## EXCERPTED RECORDS:
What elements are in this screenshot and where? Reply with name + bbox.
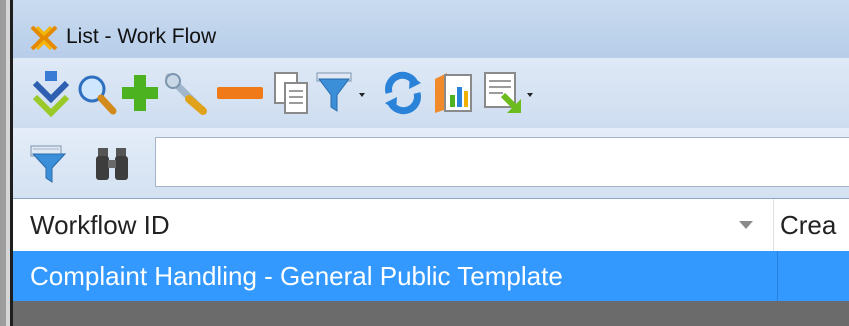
copy-icon[interactable]: [271, 69, 311, 117]
cell-divider: [777, 251, 778, 301]
workflow-logo-icon: [30, 25, 58, 51]
workflow-list-window: List - Work Flow Workflow ID Crea Compla…: [10, 0, 849, 326]
column-header-created[interactable]: Crea: [780, 199, 849, 251]
remove-icon[interactable]: [213, 69, 267, 117]
refresh-icon[interactable]: [379, 69, 427, 117]
cell-workflow-id: Complaint Handling - General Public Temp…: [30, 261, 563, 291]
filter-dropdown-icon[interactable]: [315, 69, 375, 117]
sort-dropdown-icon[interactable]: [739, 221, 753, 229]
filter-icon[interactable]: [29, 142, 73, 190]
search-icon[interactable]: [75, 69, 117, 117]
add-icon[interactable]: [119, 69, 161, 117]
column-header-label: Workflow ID: [30, 210, 170, 240]
window-title: List - Work Flow: [66, 25, 217, 48]
binoculars-icon[interactable]: [95, 144, 129, 192]
grid-empty-area: [13, 301, 849, 326]
export-dropdown-icon[interactable]: [481, 69, 541, 117]
table-row[interactable]: Complaint Handling - General Public Temp…: [13, 251, 849, 301]
download-icon[interactable]: [30, 69, 74, 117]
toolbar: [13, 58, 849, 128]
grid-header: Workflow ID Crea: [13, 199, 849, 252]
column-divider[interactable]: [773, 199, 774, 251]
search-input[interactable]: [155, 137, 849, 187]
wrench-icon[interactable]: [163, 69, 209, 117]
column-header-label: Crea: [780, 210, 837, 240]
title-bar[interactable]: List - Work Flow: [13, 0, 849, 58]
search-bar: [13, 128, 849, 199]
column-header-workflow-id[interactable]: Workflow ID: [30, 199, 775, 251]
report-icon[interactable]: [431, 69, 477, 117]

## TASK DIRECTIONS:
Put each line of the entry above into a Markdown table with the columns Row and Text, skipping blank lines. Leave the picture out of the table.

## FINISHED ANSWER:
| Row | Text |
|---|---|
| 1 | What elements are in this screenshot and where? Reply with name + bbox. |
| 2 | copy-icon[interactable]: [271, 69, 311, 117] |
| 3 | cell-divider: [777, 251, 778, 301] |
| 4 | workflow-logo-icon: [30, 25, 58, 51] |
| 5 | workflow-list-window: List - Work Flow Workflow ID Crea Compla…: [10, 0, 849, 326] |
| 6 | column-header-created[interactable]: Crea: [780, 199, 849, 251] |
| 7 | remove-icon[interactable]: [213, 69, 267, 117] |
| 8 | refresh-icon[interactable]: [379, 69, 427, 117] |
| 9 | cell-workflow-id: Complaint Handling - General Public Temp…: [30, 261, 563, 291] |
| 10 | filter-dropdown-icon[interactable]: [315, 69, 375, 117] |
| 11 | sort-dropdown-icon[interactable]: [739, 221, 753, 229] |
| 12 | filter-icon[interactable]: [29, 142, 73, 190] |
| 13 | search-icon[interactable]: [75, 69, 117, 117] |
| 14 | add-icon[interactable]: [119, 69, 161, 117] |
| 15 | column-header-label: Workflow ID: [30, 210, 170, 240] |
| 16 | window-title: List - Work Flow: [66, 25, 217, 48] |
| 17 | binoculars-icon[interactable]: [95, 144, 129, 192] |
| 18 | grid-empty-area: [13, 301, 849, 326] |
| 19 | export-dropdown-icon[interactable]: [481, 69, 541, 117] |
| 20 | table-row[interactable]: Complaint Handling - General Public Temp…: [13, 251, 849, 301] |
| 21 | download-icon[interactable]: [30, 69, 74, 117] |
| 22 | toolbar: [13, 58, 849, 128] |
| 23 | grid-header: Workflow ID Crea: [13, 199, 849, 252] |
| 24 | column-divider[interactable]: [773, 199, 774, 251] |
| 25 | search-input[interactable]: [155, 137, 849, 187] |
| 26 | wrench-icon[interactable]: [163, 69, 209, 117] |
| 27 | column-header-label: Crea: [780, 210, 837, 240] |
| 28 | title-bar[interactable]: List - Work Flow: [13, 0, 849, 58] |
| 29 | search-bar: [13, 128, 849, 199] |
| 30 | column-header-workflow-id[interactable]: Workflow ID: [30, 199, 775, 251] |
| 31 | report-icon[interactable]: [431, 69, 477, 117] |